_Aim of the task_
Search the listing below for the word "abrir" and copy each line that holds it.

---------- Excerpted data ----------

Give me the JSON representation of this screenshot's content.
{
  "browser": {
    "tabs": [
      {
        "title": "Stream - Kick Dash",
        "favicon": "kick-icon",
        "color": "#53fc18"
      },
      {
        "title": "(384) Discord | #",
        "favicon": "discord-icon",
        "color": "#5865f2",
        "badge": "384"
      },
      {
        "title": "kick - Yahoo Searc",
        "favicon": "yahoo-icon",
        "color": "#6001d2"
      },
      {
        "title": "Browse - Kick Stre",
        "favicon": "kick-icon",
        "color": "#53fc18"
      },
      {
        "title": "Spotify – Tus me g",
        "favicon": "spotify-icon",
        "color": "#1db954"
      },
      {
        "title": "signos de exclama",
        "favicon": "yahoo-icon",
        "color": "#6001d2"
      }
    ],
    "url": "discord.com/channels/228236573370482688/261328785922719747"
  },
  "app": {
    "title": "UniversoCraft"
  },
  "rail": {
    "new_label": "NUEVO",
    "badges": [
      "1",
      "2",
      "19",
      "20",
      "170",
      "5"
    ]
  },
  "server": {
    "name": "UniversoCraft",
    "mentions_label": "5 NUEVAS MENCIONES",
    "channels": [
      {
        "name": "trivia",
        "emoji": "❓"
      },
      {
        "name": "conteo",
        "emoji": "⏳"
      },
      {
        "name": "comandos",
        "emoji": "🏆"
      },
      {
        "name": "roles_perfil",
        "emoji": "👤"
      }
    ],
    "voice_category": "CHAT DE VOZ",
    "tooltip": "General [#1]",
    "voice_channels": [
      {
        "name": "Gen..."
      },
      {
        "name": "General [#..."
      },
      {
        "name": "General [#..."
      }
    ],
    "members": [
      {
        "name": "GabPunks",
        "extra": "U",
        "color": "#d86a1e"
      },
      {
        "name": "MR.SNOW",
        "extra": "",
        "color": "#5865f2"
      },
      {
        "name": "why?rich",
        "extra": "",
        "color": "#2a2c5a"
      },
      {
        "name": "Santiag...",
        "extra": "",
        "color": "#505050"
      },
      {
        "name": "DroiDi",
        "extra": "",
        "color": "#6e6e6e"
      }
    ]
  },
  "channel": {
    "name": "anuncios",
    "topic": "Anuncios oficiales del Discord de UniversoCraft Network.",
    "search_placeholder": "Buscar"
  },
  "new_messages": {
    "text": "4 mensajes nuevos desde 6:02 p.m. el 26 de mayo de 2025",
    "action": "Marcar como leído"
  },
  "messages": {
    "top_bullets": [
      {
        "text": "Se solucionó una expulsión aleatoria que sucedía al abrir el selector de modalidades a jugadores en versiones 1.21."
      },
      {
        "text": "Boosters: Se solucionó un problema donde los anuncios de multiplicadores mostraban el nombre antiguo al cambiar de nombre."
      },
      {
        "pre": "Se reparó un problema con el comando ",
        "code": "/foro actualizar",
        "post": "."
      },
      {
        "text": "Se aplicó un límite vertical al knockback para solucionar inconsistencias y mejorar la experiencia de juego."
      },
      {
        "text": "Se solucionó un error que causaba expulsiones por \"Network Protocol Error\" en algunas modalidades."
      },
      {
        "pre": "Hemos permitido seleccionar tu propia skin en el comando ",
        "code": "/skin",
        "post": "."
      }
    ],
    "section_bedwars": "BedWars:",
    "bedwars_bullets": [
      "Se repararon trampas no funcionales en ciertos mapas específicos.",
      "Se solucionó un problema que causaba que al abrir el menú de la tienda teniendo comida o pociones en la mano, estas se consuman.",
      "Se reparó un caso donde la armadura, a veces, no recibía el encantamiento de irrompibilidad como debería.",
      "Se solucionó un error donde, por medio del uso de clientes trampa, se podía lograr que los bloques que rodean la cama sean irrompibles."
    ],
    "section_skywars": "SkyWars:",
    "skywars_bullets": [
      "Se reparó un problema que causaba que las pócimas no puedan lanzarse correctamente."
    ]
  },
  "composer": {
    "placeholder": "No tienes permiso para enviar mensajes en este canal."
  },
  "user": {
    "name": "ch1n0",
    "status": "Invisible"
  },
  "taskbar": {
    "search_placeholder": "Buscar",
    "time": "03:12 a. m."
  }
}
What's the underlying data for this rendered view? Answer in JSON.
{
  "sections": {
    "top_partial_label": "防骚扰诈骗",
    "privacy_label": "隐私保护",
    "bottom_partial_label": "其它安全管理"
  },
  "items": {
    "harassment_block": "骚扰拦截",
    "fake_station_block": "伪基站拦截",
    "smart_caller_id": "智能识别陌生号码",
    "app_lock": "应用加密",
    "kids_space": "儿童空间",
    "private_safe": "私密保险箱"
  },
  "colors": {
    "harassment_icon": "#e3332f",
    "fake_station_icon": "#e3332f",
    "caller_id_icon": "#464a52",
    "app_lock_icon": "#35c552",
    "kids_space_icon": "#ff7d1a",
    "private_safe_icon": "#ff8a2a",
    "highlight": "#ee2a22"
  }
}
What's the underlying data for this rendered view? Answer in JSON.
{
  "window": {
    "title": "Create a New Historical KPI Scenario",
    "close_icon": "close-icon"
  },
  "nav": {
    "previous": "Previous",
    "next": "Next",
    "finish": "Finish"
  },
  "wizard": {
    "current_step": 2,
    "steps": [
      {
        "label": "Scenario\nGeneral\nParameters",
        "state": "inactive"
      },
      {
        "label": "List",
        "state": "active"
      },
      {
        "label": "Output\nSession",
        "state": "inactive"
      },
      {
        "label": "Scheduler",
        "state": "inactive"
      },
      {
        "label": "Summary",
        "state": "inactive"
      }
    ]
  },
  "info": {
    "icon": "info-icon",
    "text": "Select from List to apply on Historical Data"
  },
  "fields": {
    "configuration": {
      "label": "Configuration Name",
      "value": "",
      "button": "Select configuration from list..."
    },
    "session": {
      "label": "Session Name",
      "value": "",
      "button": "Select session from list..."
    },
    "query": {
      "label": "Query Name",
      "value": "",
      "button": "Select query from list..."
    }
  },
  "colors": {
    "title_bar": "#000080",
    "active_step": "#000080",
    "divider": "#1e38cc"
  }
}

----------

_Solution to the exercise_
        "text": "Se solucionó una expulsión aleatoria que sucedía al abrir el selector de modalidades a jugadores en versiones 1.21."
      "Se solucionó un problema que causaba que al abrir el menú de la tienda teniendo comida o pociones en la mano, estas se consuman.",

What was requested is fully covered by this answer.